> **EXERCISE BRIEF**
Copy every record below exactly as written, but leave out the pictures.

[Recorded data]
BEGIN

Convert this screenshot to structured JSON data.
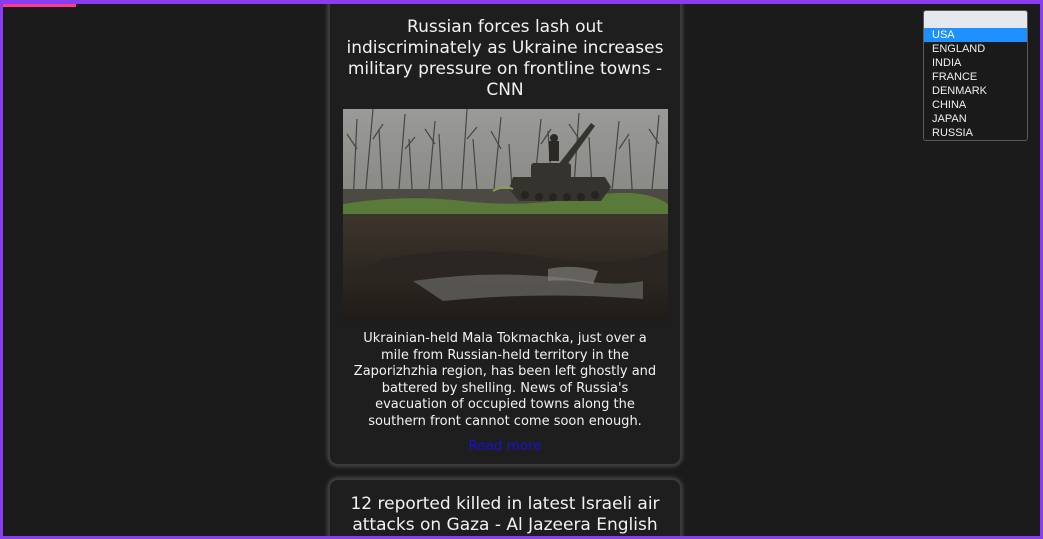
{
  "articles": [
    {
      "headline": "Russian forces lash out indiscriminately as Ukraine increases military pressure on frontline towns - CNN",
      "description": "Ukrainian-held Mala Tokmachka, just over a mile from Russian-held territory in the Zaporizhzhia region, has been left ghostly and battered by shelling. News of Russia's evacuation of occupied towns along the southern front cannot come soon enough.",
      "read_more": "Read more"
    },
    {
      "headline": "12 reported killed in latest Israeli air attacks on Gaza - Al Jazeera English"
    }
  ],
  "country_select": {
    "selected": "USA",
    "options": [
      "USA",
      "ENGLAND",
      "INDIA",
      "FRANCE",
      "DENMARK",
      "CHINA",
      "JAPAN",
      "RUSSIA"
    ]
  },
  "colors": {
    "frame_border": "#8a3df0",
    "background": "#1b1b1b",
    "link": "#1a0fd8",
    "selected_option": "#1e90ff"
  }
}
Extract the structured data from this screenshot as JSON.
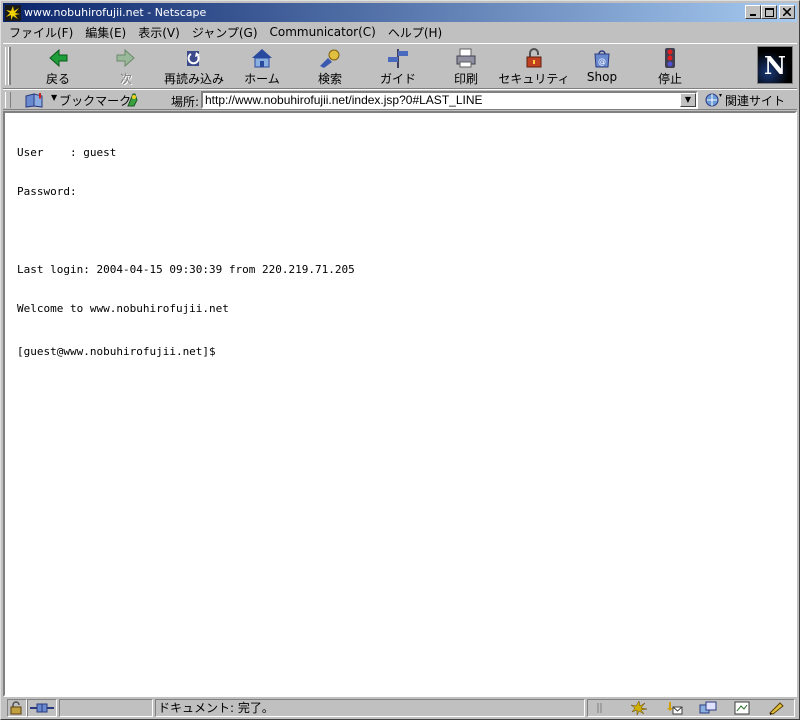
{
  "window": {
    "title": "www.nobuhirofujii.net - Netscape"
  },
  "menu": [
    {
      "label": "ファイル(F)"
    },
    {
      "label": "編集(E)"
    },
    {
      "label": "表示(V)"
    },
    {
      "label": "ジャンプ(G)"
    },
    {
      "label": "Communicator(C)"
    },
    {
      "label": "ヘルプ(H)"
    }
  ],
  "toolbar": {
    "buttons": [
      {
        "label": "戻る",
        "icon": "back-arrow-icon",
        "enabled": true
      },
      {
        "label": "次",
        "icon": "forward-arrow-icon",
        "enabled": false
      },
      {
        "label": "再読み込み",
        "icon": "reload-icon",
        "enabled": true
      },
      {
        "label": "ホーム",
        "icon": "home-icon",
        "enabled": true
      },
      {
        "label": "検索",
        "icon": "search-icon",
        "enabled": true
      },
      {
        "label": "ガイド",
        "icon": "guide-icon",
        "enabled": true
      },
      {
        "label": "印刷",
        "icon": "print-icon",
        "enabled": true
      },
      {
        "label": "セキュリティ",
        "icon": "security-lock-icon",
        "enabled": true
      },
      {
        "label": "Shop",
        "icon": "shop-icon",
        "enabled": true
      },
      {
        "label": "停止",
        "icon": "stop-icon",
        "enabled": true
      }
    ],
    "logo": "N"
  },
  "location": {
    "bookmarks_label": "ブックマーク",
    "location_label": "場所:",
    "url": "http://www.nobuhirofujii.net/index.jsp?0#LAST_LINE",
    "related_label": "関連サイト"
  },
  "terminal": {
    "user_line": "User    : guest",
    "password_line": "Password:",
    "last_login_line": "Last login: 2004-04-15 09:30:39 from 220.219.71.205",
    "welcome_line": "Welcome to www.nobuhirofujii.net",
    "prompt_line": "[guest@www.nobuhirofujii.net]$"
  },
  "status": {
    "text": "ドキュメント: 完了。"
  },
  "colors": {
    "titlebar_start": "#0a246a",
    "titlebar_end": "#a6caf0",
    "chrome": "#c0c0c0"
  }
}
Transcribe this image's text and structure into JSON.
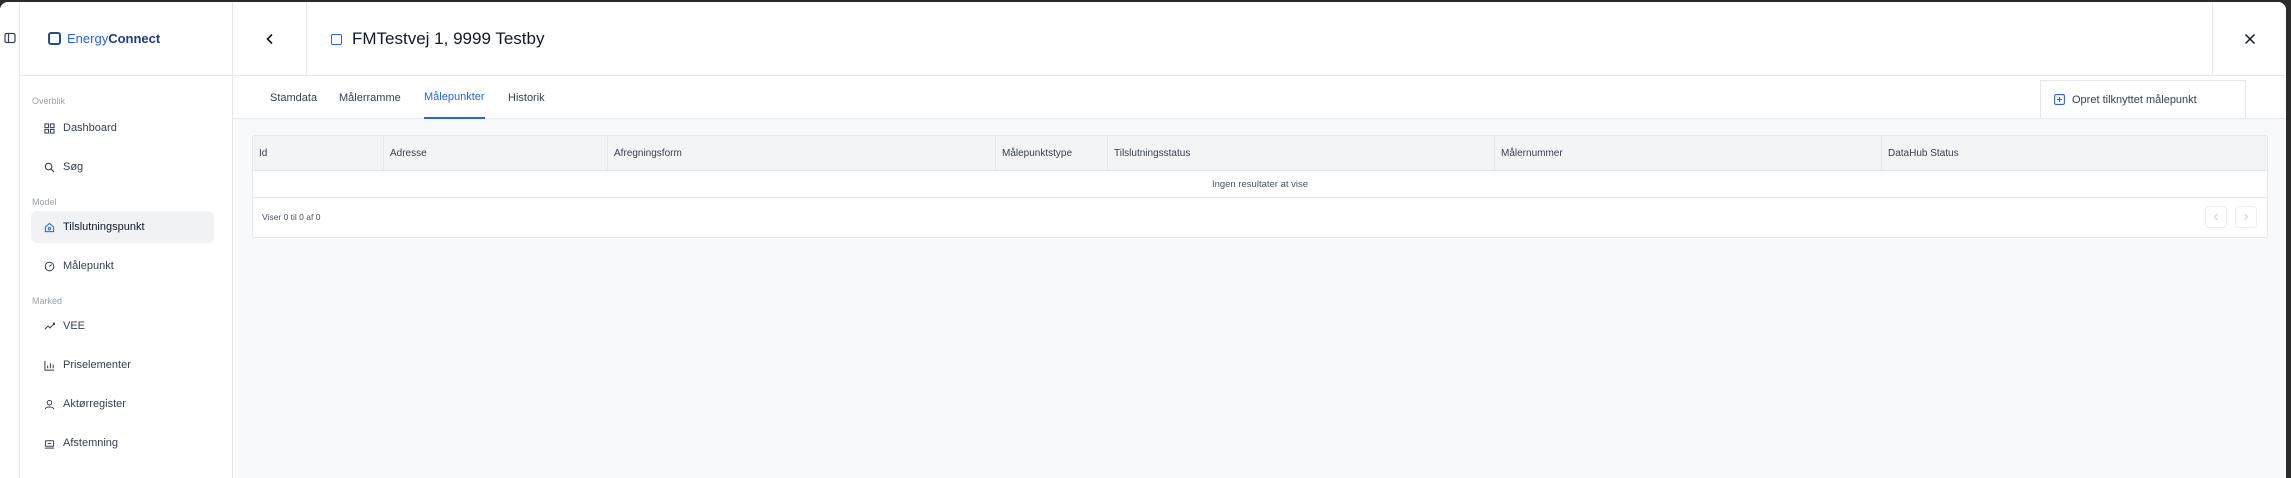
{
  "brand": {
    "name_part1": "Energy",
    "name_part2": "Connect"
  },
  "sidebar": {
    "sections": [
      {
        "label": "Overblik",
        "items": [
          {
            "label": "Dashboard",
            "icon": "grid-icon"
          },
          {
            "label": "Søg",
            "icon": "search-icon"
          }
        ]
      },
      {
        "label": "Model",
        "items": [
          {
            "label": "Tilslutningspunkt",
            "icon": "home-icon",
            "active": true
          },
          {
            "label": "Målepunkt",
            "icon": "gauge-icon"
          }
        ]
      },
      {
        "label": "Marked",
        "items": [
          {
            "label": "VEE",
            "icon": "trend-icon"
          },
          {
            "label": "Priselementer",
            "icon": "chart-icon"
          },
          {
            "label": "Aktørregister",
            "icon": "user-icon"
          },
          {
            "label": "Afstemning",
            "icon": "scale-icon"
          }
        ]
      }
    ]
  },
  "header": {
    "title": "FMTestvej 1, 9999 Testby"
  },
  "tabs": [
    {
      "label": "Stamdata",
      "active": false
    },
    {
      "label": "Målerramme",
      "active": false
    },
    {
      "label": "Målepunkter",
      "active": true
    },
    {
      "label": "Historik",
      "active": false
    }
  ],
  "actions": {
    "create_label": "Opret tilknyttet målepunkt"
  },
  "table": {
    "columns": [
      "Id",
      "Adresse",
      "Afregningsform",
      "Målepunktstype",
      "Tilslutningsstatus",
      "Målernummer",
      "DataHub Status"
    ],
    "empty_text": "Ingen resultater at vise",
    "showing_text": "Viser 0 til 0 af 0"
  },
  "colors": {
    "accent": "#2563eb",
    "brand_dark": "#1e3a8a"
  }
}
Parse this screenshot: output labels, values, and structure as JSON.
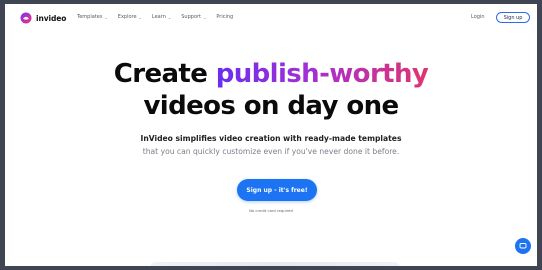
{
  "brand": {
    "name": "invideo",
    "logo_icon": "invideo-logo-icon"
  },
  "nav": {
    "menu": [
      {
        "label": "Templates",
        "dropdown": true
      },
      {
        "label": "Explore",
        "dropdown": true
      },
      {
        "label": "Learn",
        "dropdown": true
      },
      {
        "label": "Support",
        "dropdown": true
      },
      {
        "label": "Pricing",
        "dropdown": false
      }
    ],
    "login_label": "Login",
    "signup_label": "Sign up"
  },
  "hero": {
    "headline_start": "Create ",
    "headline_highlight": "publish-worthy",
    "headline_line2": "videos on day one",
    "subtitle_line1": "InVideo simplifies video creation with ready-made templates",
    "subtitle_line2": "that you can quickly customize even if you've never done it before.",
    "cta_label": "Sign up - it's free!",
    "cta_note": "No credit card required"
  },
  "colors": {
    "accent": "#1c74f3",
    "gradient_start": "#6a2df0",
    "gradient_end": "#e0346f",
    "frame_bg": "#3f4553"
  },
  "chat": {
    "icon": "chat-icon"
  }
}
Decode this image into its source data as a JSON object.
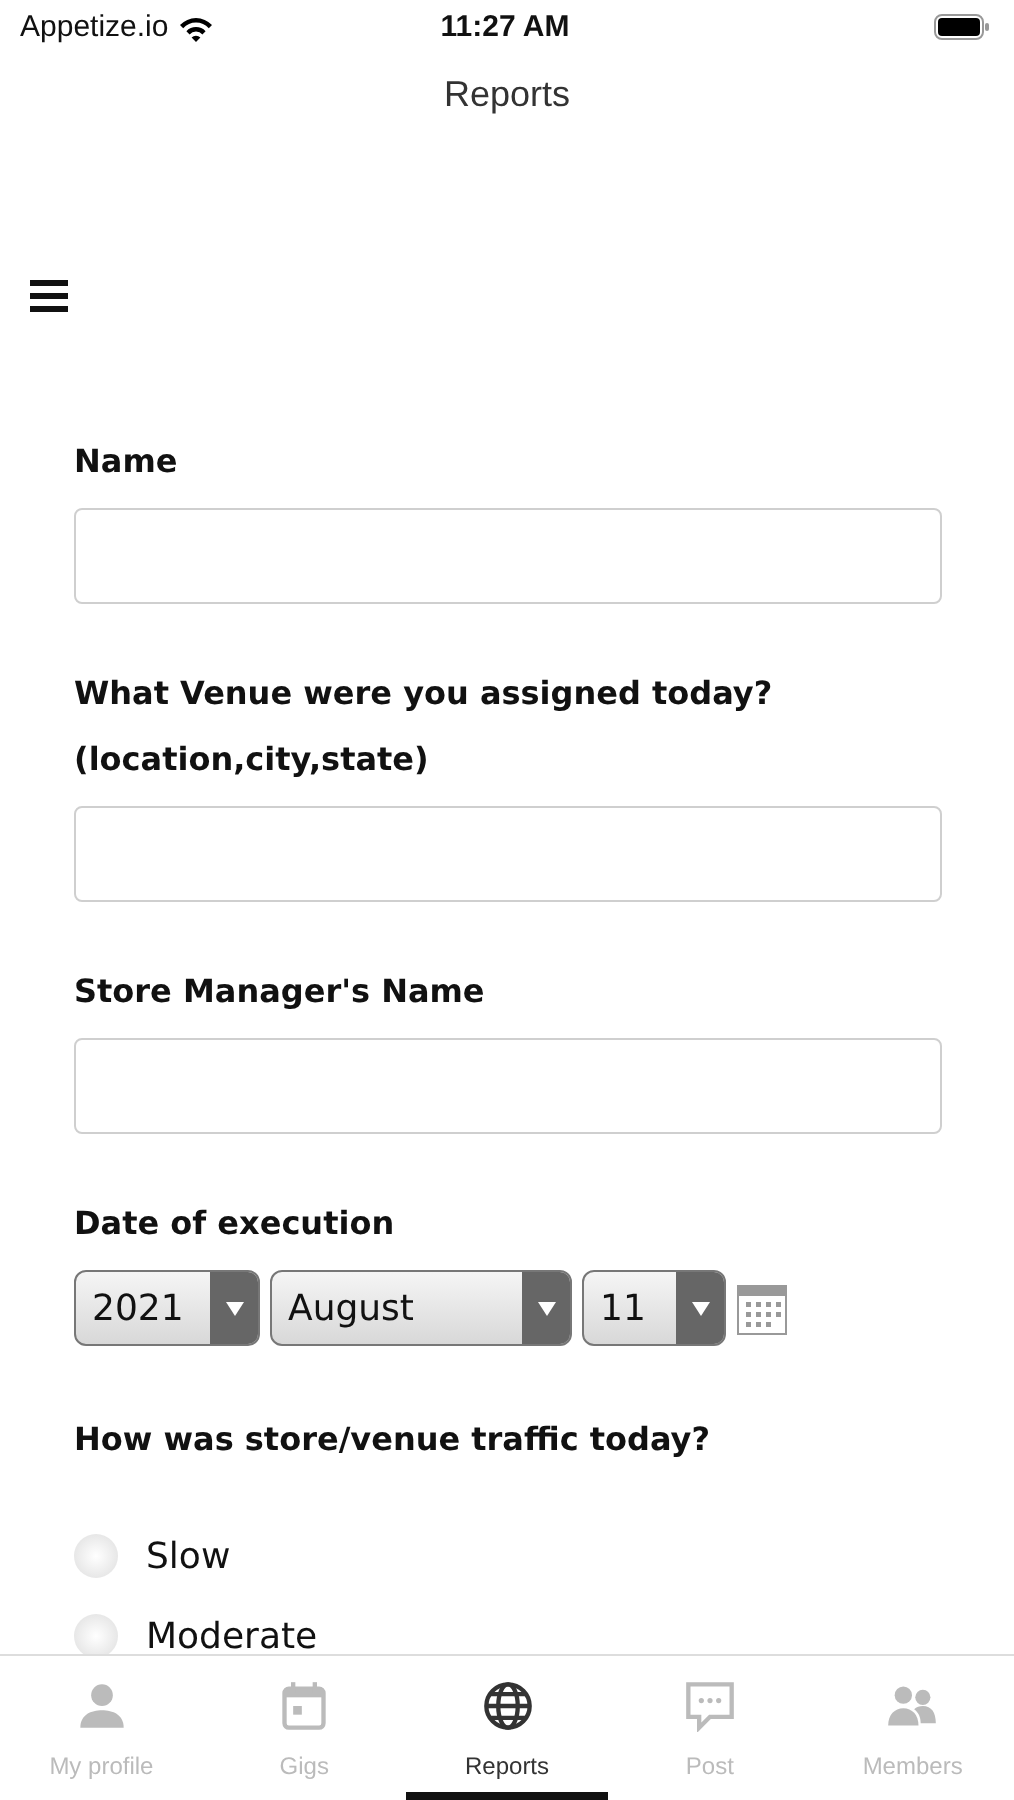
{
  "status_bar": {
    "carrier": "Appetize.io",
    "time": "11:27 AM"
  },
  "header": {
    "title": "Reports"
  },
  "form": {
    "fields": [
      {
        "label": "Name"
      },
      {
        "label": "What Venue were you assigned today? (location,city,state)"
      },
      {
        "label": "Store Manager's Name"
      }
    ],
    "date": {
      "label": "Date of execution",
      "year": "2021",
      "month": "August",
      "day": "11"
    },
    "traffic": {
      "label": "How was store/venue traffic today?",
      "options": [
        {
          "label": "Slow",
          "selected": false
        },
        {
          "label": "Moderate",
          "selected": false
        }
      ]
    }
  },
  "tab_bar": [
    {
      "label": "My profile",
      "selected": false
    },
    {
      "label": "Gigs",
      "selected": false
    },
    {
      "label": "Reports",
      "selected": true
    },
    {
      "label": "Post",
      "selected": false
    },
    {
      "label": "Members",
      "selected": false
    }
  ]
}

END

> **RESPONSE TO THIS TASK**
Convert this screenshot to structured JSON data.
{
  "articles": [
    {
      "headline": "Russian forces lash out indiscriminately as Ukraine increases military pressure on frontline towns - CNN",
      "description": "Ukrainian-held Mala Tokmachka, just over a mile from Russian-held territory in the Zaporizhzhia region, has been left ghostly and battered by shelling. News of Russia's evacuation of occupied towns along the southern front cannot come soon enough.",
      "read_more": "Read more"
    },
    {
      "headline": "12 reported killed in latest Israeli air attacks on Gaza - Al Jazeera English"
    }
  ],
  "country_select": {
    "selected": "USA",
    "options": [
      "USA",
      "ENGLAND",
      "INDIA",
      "FRANCE",
      "DENMARK",
      "CHINA",
      "JAPAN",
      "RUSSIA"
    ]
  },
  "colors": {
    "frame_border": "#8a3df0",
    "background": "#1b1b1b",
    "link": "#1a0fd8",
    "selected_option": "#1e90ff"
  }
}
Extract the structured data from this screenshot as JSON.
{
  "window": {
    "title": "www.nobuhirofujii.net - Netscape"
  },
  "menu": [
    {
      "label": "ファイル(F)"
    },
    {
      "label": "編集(E)"
    },
    {
      "label": "表示(V)"
    },
    {
      "label": "ジャンプ(G)"
    },
    {
      "label": "Communicator(C)"
    },
    {
      "label": "ヘルプ(H)"
    }
  ],
  "toolbar": {
    "buttons": [
      {
        "label": "戻る",
        "icon": "back-arrow-icon",
        "enabled": true
      },
      {
        "label": "次",
        "icon": "forward-arrow-icon",
        "enabled": false
      },
      {
        "label": "再読み込み",
        "icon": "reload-icon",
        "enabled": true
      },
      {
        "label": "ホーム",
        "icon": "home-icon",
        "enabled": true
      },
      {
        "label": "検索",
        "icon": "search-icon",
        "enabled": true
      },
      {
        "label": "ガイド",
        "icon": "guide-icon",
        "enabled": true
      },
      {
        "label": "印刷",
        "icon": "print-icon",
        "enabled": true
      },
      {
        "label": "セキュリティ",
        "icon": "security-lock-icon",
        "enabled": true
      },
      {
        "label": "Shop",
        "icon": "shop-icon",
        "enabled": true
      },
      {
        "label": "停止",
        "icon": "stop-icon",
        "enabled": true
      }
    ],
    "logo": "N"
  },
  "location": {
    "bookmarks_label": "ブックマーク",
    "location_label": "場所:",
    "url": "http://www.nobuhirofujii.net/index.jsp?0#LAST_LINE",
    "related_label": "関連サイト"
  },
  "terminal": {
    "user_line": "User    : guest",
    "password_line": "Password:",
    "last_login_line": "Last login: 2004-04-15 09:30:39 from 220.219.71.205",
    "welcome_line": "Welcome to www.nobuhirofujii.net",
    "prompt_line": "[guest@www.nobuhirofujii.net]$"
  },
  "status": {
    "text": "ドキュメント: 完了。"
  },
  "colors": {
    "titlebar_start": "#0a246a",
    "titlebar_end": "#a6caf0",
    "chrome": "#c0c0c0"
  }
}
Transcribe this image's text and structure into JSON.
{
  "brand": {
    "name_part1": "Energy",
    "name_part2": "Connect"
  },
  "sidebar": {
    "sections": [
      {
        "label": "Overblik",
        "items": [
          {
            "label": "Dashboard",
            "icon": "grid-icon"
          },
          {
            "label": "Søg",
            "icon": "search-icon"
          }
        ]
      },
      {
        "label": "Model",
        "items": [
          {
            "label": "Tilslutningspunkt",
            "icon": "home-icon",
            "active": true
          },
          {
            "label": "Målepunkt",
            "icon": "gauge-icon"
          }
        ]
      },
      {
        "label": "Marked",
        "items": [
          {
            "label": "VEE",
            "icon": "trend-icon"
          },
          {
            "label": "Priselementer",
            "icon": "chart-icon"
          },
          {
            "label": "Aktørregister",
            "icon": "user-icon"
          },
          {
            "label": "Afstemning",
            "icon": "scale-icon"
          }
        ]
      }
    ]
  },
  "header": {
    "title": "FMTestvej 1, 9999 Testby"
  },
  "tabs": [
    {
      "label": "Stamdata",
      "active": false
    },
    {
      "label": "Målerramme",
      "active": false
    },
    {
      "label": "Målepunkter",
      "active": true
    },
    {
      "label": "Historik",
      "active": false
    }
  ],
  "actions": {
    "create_label": "Opret tilknyttet målepunkt"
  },
  "table": {
    "columns": [
      "Id",
      "Adresse",
      "Afregningsform",
      "Målepunktstype",
      "Tilslutningsstatus",
      "Målernummer",
      "DataHub Status"
    ],
    "empty_text": "Ingen resultater at vise",
    "showing_text": "Viser 0 til 0 af 0"
  },
  "colors": {
    "accent": "#2563eb",
    "brand_dark": "#1e3a8a"
  }
}
Parse this screenshot: output labels, values, and structure as JSON.
{
  "brand": {
    "name": "invideo",
    "logo_icon": "invideo-logo-icon"
  },
  "nav": {
    "menu": [
      {
        "label": "Templates",
        "dropdown": true
      },
      {
        "label": "Explore",
        "dropdown": true
      },
      {
        "label": "Learn",
        "dropdown": true
      },
      {
        "label": "Support",
        "dropdown": true
      },
      {
        "label": "Pricing",
        "dropdown": false
      }
    ],
    "login_label": "Login",
    "signup_label": "Sign up"
  },
  "hero": {
    "headline_start": "Create ",
    "headline_highlight": "publish-worthy",
    "headline_line2": "videos on day one",
    "subtitle_line1": "InVideo simplifies video creation with ready-made templates",
    "subtitle_line2": "that you can quickly customize even if you've never done it before.",
    "cta_label": "Sign up - it's free!",
    "cta_note": "No credit card required"
  },
  "colors": {
    "accent": "#1c74f3",
    "gradient_start": "#6a2df0",
    "gradient_end": "#e0346f",
    "frame_bg": "#3f4553"
  },
  "chat": {
    "icon": "chat-icon"
  }
}
Decode this image into its source data as a JSON object.
{
  "status_bar": {
    "carrier": "Appetize.io",
    "time": "11:27 AM"
  },
  "header": {
    "title": "Reports"
  },
  "form": {
    "fields": [
      {
        "label": "Name"
      },
      {
        "label": "What Venue were you assigned today? (location,city,state)"
      },
      {
        "label": "Store Manager's Name"
      }
    ],
    "date": {
      "label": "Date of execution",
      "year": "2021",
      "month": "August",
      "day": "11"
    },
    "traffic": {
      "label": "How was store/venue traffic today?",
      "options": [
        {
          "label": "Slow",
          "selected": false
        },
        {
          "label": "Moderate",
          "selected": false
        }
      ]
    }
  },
  "tab_bar": [
    {
      "label": "My profile",
      "selected": false
    },
    {
      "label": "Gigs",
      "selected": false
    },
    {
      "label": "Reports",
      "selected": true
    },
    {
      "label": "Post",
      "selected": false
    },
    {
      "label": "Members",
      "selected": false
    }
  ]
}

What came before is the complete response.